**Raw records**:
START

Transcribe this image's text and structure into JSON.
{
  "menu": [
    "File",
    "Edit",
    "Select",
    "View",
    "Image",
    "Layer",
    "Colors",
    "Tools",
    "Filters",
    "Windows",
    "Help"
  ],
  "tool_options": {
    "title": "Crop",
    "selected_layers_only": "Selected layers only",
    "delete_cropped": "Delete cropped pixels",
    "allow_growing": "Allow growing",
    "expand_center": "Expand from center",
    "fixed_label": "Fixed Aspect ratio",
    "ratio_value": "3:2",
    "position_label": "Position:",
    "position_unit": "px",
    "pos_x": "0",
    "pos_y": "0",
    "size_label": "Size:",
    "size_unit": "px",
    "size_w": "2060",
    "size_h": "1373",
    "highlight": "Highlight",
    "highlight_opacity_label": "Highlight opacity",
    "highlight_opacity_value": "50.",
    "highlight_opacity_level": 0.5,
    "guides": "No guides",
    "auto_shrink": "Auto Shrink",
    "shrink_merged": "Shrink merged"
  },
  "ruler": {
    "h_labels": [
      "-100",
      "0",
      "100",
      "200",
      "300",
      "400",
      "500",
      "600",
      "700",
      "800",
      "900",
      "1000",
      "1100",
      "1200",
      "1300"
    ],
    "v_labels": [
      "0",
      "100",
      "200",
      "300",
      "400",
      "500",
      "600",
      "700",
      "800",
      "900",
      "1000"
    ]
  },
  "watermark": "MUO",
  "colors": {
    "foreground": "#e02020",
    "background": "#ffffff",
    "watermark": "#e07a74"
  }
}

END

**Goal**:
Reproduce the complete set of lines precisely as supplied.

**Solution for this problem**:
Transcribe this image's text and structure into JSON.
{
  "menu": [
    "File",
    "Edit",
    "Select",
    "View",
    "Image",
    "Layer",
    "Colors",
    "Tools",
    "Filters",
    "Windows",
    "Help"
  ],
  "tool_options": {
    "title": "Crop",
    "selected_layers_only": "Selected layers only",
    "delete_cropped": "Delete cropped pixels",
    "allow_growing": "Allow growing",
    "expand_center": "Expand from center",
    "fixed_label": "Fixed Aspect ratio",
    "ratio_value": "3:2",
    "position_label": "Position:",
    "position_unit": "px",
    "pos_x": "0",
    "pos_y": "0",
    "size_label": "Size:",
    "size_unit": "px",
    "size_w": "2060",
    "size_h": "1373",
    "highlight": "Highlight",
    "highlight_opacity_label": "Highlight opacity",
    "highlight_opacity_value": "50.",
    "highlight_opacity_level": 0.5,
    "guides": "No guides",
    "auto_shrink": "Auto Shrink",
    "shrink_merged": "Shrink merged"
  },
  "ruler": {
    "h_labels": [
      "-100",
      "0",
      "100",
      "200",
      "300",
      "400",
      "500",
      "600",
      "700",
      "800",
      "900",
      "1000",
      "1100",
      "1200",
      "1300"
    ],
    "v_labels": [
      "0",
      "100",
      "200",
      "300",
      "400",
      "500",
      "600",
      "700",
      "800",
      "900",
      "1000"
    ]
  },
  "watermark": "MUO",
  "colors": {
    "foreground": "#e02020",
    "background": "#ffffff",
    "watermark": "#e07a74"
  }
}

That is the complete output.